§ **The problem**
Scan the lines below for the string "memoria" and copy every one that has it.

── Data shown

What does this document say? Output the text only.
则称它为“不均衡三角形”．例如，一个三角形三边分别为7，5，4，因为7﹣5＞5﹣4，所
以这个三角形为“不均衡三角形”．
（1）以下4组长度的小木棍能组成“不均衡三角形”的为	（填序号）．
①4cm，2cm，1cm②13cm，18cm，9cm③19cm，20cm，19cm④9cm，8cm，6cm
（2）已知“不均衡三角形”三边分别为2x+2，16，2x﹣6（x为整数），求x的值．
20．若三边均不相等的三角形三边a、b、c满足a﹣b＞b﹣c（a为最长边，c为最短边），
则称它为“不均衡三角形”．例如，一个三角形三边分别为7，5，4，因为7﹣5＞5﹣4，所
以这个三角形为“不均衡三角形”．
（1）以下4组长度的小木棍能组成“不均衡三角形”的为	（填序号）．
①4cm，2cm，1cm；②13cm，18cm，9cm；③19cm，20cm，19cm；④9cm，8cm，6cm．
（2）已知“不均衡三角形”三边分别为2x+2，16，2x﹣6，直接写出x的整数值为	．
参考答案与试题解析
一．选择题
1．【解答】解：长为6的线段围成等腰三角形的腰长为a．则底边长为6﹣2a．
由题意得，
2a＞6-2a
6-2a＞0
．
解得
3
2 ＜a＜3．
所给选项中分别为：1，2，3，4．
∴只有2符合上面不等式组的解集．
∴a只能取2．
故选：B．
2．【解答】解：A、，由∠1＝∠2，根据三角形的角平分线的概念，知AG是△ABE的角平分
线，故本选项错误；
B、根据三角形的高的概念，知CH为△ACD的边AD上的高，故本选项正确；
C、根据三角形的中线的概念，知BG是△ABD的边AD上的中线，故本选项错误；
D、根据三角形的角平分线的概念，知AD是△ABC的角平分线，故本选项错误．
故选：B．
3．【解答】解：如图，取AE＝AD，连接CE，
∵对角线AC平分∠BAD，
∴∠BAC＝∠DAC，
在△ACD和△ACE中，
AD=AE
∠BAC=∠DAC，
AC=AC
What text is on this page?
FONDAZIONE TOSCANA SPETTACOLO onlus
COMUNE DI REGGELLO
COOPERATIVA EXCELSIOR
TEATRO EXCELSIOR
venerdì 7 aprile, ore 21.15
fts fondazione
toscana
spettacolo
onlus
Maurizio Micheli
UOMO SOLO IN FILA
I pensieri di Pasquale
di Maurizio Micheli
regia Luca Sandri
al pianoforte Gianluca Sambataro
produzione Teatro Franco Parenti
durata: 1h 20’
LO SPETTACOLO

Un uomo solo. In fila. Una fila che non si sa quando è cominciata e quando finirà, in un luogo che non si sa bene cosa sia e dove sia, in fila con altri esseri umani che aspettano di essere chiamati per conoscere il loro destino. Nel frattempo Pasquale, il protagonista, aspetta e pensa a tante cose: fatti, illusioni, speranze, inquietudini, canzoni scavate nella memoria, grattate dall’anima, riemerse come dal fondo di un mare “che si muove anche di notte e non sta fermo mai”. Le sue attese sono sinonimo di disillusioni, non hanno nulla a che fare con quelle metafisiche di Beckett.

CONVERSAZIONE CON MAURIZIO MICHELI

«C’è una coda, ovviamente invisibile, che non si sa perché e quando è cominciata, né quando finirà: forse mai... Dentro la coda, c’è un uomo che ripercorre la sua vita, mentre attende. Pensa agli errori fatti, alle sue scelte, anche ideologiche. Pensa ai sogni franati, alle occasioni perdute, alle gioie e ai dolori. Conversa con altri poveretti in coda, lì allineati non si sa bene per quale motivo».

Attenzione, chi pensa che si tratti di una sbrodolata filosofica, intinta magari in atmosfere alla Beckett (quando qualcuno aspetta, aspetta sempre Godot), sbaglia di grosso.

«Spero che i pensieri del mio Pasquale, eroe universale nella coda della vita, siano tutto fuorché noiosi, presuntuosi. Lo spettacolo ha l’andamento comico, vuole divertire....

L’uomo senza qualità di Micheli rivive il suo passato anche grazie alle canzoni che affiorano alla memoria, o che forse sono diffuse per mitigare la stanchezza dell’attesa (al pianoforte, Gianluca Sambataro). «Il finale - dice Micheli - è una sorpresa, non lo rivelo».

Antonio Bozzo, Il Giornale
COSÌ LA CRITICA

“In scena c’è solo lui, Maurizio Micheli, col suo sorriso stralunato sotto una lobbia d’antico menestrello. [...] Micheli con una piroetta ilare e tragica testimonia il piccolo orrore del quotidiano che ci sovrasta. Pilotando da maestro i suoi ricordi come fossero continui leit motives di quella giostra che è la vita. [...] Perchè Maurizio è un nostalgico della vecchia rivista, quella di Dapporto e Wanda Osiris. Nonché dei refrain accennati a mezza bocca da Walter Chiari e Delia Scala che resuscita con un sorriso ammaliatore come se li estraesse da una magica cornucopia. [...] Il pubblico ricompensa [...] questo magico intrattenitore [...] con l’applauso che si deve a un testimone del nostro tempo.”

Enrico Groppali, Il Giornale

────

§ **Exercise output**
Un uomo solo. In fila. Una fila che non si sa quando è cominciata e quando finirà, in un luogo che non si sa bene cosa sia e dove sia, in fila con altri esseri umani che aspettano di essere chiamati per conoscere il loro destino. Nel frattempo Pasquale, il protagonista, aspetta e pensa a tante cose: fatti, illusioni, speranze, inquietudini, canzoni scavate nella memoria, grattate dall’anima, riemerse come dal fondo di un mare “che si muove anche di notte e non sta fermo mai”. Le sue attese sono sinonimo di disillusioni, non hanno nulla a che fare con quelle metafisiche di Beckett.
L’uomo senza qualità di Micheli rivive il suo passato anche grazie alle canzoni che affiorano alla memoria, o che forse sono diffuse per mitigare la stanchezza dell’attesa (al pianoforte, Gianluca Sambataro). «Il finale - dice Micheli - è una sorpresa, non lo rivelo».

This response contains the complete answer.